[Records]
•••••
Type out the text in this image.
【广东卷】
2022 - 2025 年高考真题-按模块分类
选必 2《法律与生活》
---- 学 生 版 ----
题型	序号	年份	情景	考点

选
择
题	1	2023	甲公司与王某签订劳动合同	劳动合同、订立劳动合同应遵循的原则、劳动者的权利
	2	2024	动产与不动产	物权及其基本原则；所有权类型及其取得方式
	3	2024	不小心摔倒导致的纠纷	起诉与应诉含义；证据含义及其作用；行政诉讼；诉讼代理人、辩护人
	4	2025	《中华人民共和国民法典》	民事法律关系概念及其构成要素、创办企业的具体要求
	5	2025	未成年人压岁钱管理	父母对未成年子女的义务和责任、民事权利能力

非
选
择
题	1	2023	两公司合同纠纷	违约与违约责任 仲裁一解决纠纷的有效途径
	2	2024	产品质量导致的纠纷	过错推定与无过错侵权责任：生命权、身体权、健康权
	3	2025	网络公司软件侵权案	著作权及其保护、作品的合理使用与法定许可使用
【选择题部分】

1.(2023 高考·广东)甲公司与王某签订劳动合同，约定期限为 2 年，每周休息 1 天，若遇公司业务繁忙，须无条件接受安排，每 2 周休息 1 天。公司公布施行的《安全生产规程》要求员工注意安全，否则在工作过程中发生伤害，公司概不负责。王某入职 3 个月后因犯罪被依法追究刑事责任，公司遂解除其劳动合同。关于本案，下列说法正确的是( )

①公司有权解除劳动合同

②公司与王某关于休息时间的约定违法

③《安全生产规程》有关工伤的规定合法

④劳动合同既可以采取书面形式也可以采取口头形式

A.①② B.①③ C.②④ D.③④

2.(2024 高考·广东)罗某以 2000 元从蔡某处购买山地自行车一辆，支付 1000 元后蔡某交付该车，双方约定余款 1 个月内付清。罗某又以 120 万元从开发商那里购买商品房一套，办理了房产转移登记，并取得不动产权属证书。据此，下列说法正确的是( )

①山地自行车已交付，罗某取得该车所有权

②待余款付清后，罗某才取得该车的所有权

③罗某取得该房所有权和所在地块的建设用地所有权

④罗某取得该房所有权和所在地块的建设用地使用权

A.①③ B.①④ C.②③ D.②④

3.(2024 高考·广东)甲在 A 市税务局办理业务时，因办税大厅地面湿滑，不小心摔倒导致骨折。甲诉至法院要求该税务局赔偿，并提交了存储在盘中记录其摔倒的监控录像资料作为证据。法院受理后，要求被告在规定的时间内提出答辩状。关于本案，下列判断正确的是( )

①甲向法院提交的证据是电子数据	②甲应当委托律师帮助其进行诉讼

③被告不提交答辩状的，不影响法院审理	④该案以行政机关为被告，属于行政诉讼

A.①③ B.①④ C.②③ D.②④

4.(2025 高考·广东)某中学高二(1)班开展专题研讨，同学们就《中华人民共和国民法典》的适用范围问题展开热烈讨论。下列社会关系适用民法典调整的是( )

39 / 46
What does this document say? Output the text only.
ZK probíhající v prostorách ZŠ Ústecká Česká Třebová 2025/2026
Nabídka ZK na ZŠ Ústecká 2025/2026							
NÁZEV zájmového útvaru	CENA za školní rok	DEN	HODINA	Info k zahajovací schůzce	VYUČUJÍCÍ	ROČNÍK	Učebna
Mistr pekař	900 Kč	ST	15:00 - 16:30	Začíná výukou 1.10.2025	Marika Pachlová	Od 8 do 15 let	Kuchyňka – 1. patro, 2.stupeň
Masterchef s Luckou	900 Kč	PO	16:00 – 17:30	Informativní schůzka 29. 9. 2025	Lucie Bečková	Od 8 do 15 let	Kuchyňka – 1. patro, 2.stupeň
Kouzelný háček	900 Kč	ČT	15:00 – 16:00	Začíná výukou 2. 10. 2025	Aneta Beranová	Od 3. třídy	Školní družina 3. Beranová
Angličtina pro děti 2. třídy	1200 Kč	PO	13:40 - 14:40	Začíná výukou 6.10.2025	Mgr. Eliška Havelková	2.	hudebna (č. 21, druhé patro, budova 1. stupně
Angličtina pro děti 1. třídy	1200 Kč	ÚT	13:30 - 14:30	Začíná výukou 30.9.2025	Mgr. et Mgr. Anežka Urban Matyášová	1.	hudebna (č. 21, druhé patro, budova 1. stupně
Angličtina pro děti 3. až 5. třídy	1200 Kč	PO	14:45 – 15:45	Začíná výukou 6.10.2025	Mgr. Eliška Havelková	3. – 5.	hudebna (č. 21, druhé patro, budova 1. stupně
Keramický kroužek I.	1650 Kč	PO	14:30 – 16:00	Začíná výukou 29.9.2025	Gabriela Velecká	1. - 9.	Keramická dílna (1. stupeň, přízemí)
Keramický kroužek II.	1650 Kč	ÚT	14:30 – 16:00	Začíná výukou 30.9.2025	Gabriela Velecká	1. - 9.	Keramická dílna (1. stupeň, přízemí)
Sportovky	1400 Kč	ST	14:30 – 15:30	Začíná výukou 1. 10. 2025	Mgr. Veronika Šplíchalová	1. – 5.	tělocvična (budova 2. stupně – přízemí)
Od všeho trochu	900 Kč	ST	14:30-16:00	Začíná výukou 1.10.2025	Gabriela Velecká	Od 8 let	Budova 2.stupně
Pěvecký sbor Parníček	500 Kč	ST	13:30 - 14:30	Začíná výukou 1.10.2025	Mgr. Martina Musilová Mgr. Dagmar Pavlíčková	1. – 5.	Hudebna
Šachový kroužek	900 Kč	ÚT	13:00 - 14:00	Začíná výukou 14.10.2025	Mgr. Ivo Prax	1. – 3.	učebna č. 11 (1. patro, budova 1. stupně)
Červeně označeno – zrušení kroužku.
•••••
▶ What you should do
Copy out all lines where the word "关于本案" appears.

▶ In response
1.(2023 高考·广东)甲公司与王某签订劳动合同，约定期限为 2 年，每周休息 1 天，若遇公司业务繁忙，须无条件接受安排，每 2 周休息 1 天。公司公布施行的《安全生产规程》要求员工注意安全，否则在工作过程中发生伤害，公司概不负责。王某入职 3 个月后因犯罪被依法追究刑事责任，公司遂解除其劳动合同。关于本案，下列说法正确的是( )
3.(2024 高考·广东)甲在 A 市税务局办理业务时，因办税大厅地面湿滑，不小心摔倒导致骨折。甲诉至法院要求该税务局赔偿，并提交了存储在盘中记录其摔倒的监控录像资料作为证据。法院受理后，要求被告在规定的时间内提出答辩状。关于本案，下列判断正确的是( )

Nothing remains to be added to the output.